**Aim of the task**
Identify and copy all lines of the material where the string "this" is found.

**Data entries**
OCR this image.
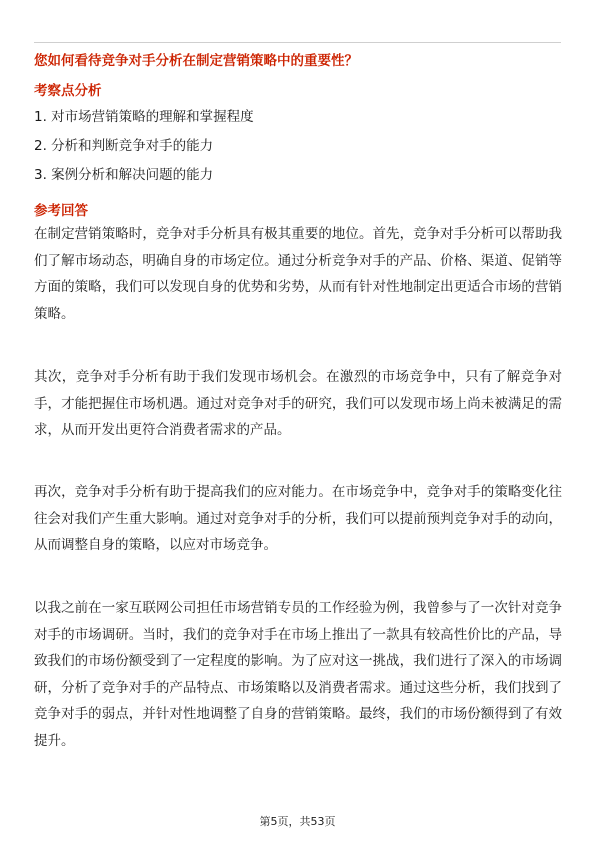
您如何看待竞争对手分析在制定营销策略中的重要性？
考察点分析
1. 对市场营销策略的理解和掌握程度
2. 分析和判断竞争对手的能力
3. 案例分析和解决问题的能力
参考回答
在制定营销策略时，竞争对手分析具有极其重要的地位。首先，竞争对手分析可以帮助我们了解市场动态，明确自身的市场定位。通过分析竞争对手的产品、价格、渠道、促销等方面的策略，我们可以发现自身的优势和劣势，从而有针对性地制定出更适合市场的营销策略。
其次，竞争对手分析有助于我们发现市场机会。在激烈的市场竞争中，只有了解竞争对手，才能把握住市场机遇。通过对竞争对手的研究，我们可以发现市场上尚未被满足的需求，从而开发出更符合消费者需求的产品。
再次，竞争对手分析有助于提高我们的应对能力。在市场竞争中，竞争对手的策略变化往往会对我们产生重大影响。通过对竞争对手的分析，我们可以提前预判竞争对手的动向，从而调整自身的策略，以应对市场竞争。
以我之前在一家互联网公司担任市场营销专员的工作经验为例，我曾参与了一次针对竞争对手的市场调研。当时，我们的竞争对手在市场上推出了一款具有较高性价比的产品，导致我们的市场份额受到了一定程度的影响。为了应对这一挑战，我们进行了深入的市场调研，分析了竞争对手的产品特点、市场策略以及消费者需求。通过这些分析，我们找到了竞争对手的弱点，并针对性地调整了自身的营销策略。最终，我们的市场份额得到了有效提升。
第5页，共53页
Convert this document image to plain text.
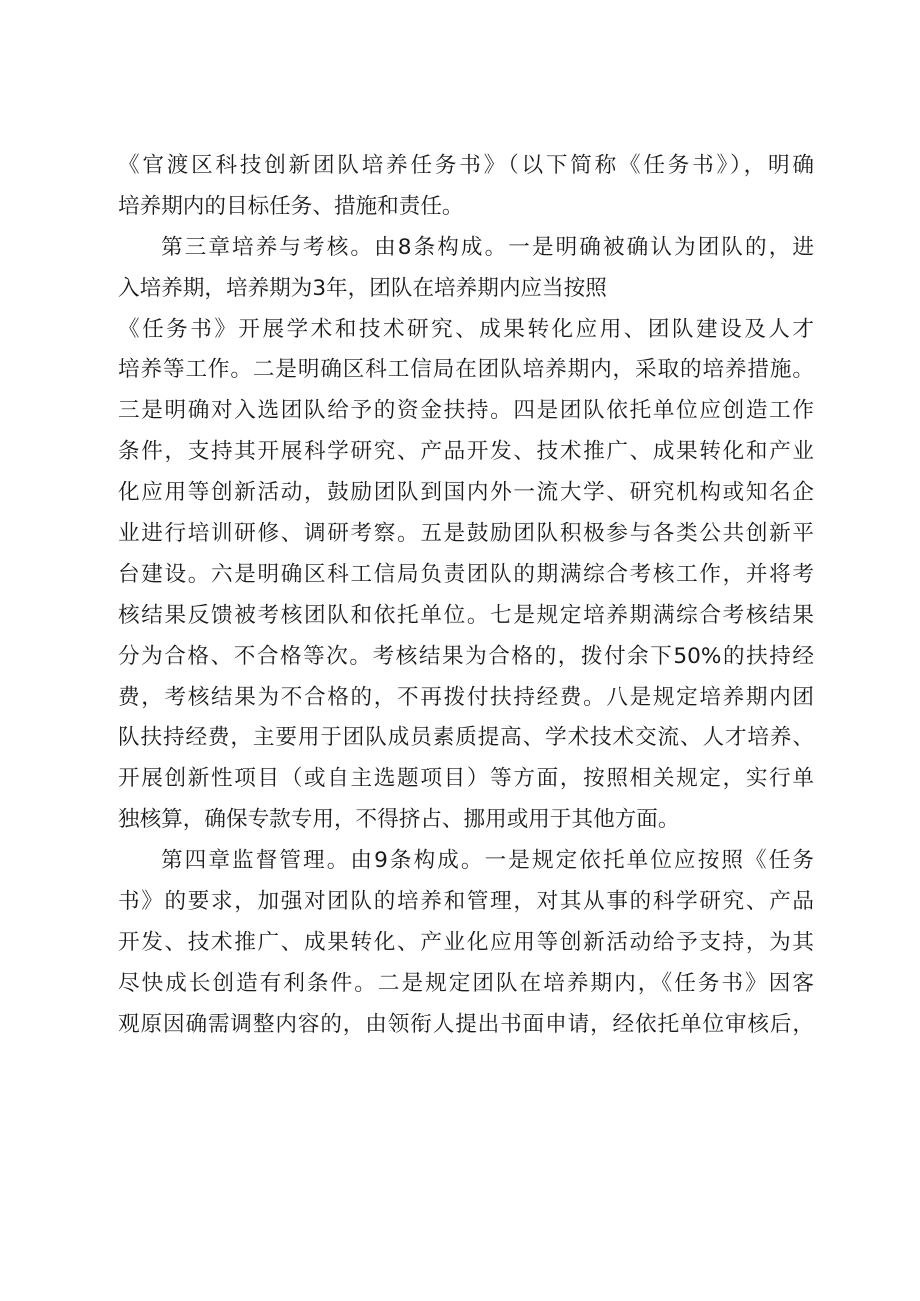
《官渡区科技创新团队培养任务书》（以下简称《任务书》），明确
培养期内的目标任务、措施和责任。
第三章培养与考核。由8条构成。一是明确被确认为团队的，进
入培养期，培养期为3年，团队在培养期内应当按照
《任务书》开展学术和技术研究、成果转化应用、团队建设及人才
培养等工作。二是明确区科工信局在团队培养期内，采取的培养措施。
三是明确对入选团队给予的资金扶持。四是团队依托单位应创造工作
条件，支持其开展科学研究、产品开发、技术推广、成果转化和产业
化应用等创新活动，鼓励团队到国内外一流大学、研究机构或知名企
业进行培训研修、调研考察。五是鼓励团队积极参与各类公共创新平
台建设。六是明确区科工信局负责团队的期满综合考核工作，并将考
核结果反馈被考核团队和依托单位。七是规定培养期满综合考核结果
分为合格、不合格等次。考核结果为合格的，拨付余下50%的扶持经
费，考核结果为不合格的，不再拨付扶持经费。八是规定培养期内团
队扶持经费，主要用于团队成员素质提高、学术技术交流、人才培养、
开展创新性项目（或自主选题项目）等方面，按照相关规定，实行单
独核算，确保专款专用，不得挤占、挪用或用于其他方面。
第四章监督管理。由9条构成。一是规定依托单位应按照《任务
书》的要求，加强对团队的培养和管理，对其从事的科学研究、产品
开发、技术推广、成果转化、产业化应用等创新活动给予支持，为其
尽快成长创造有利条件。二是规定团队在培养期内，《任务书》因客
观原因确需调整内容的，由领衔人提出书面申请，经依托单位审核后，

**Answer to the exercise**
OCR this image.
Convert this document image to plain text.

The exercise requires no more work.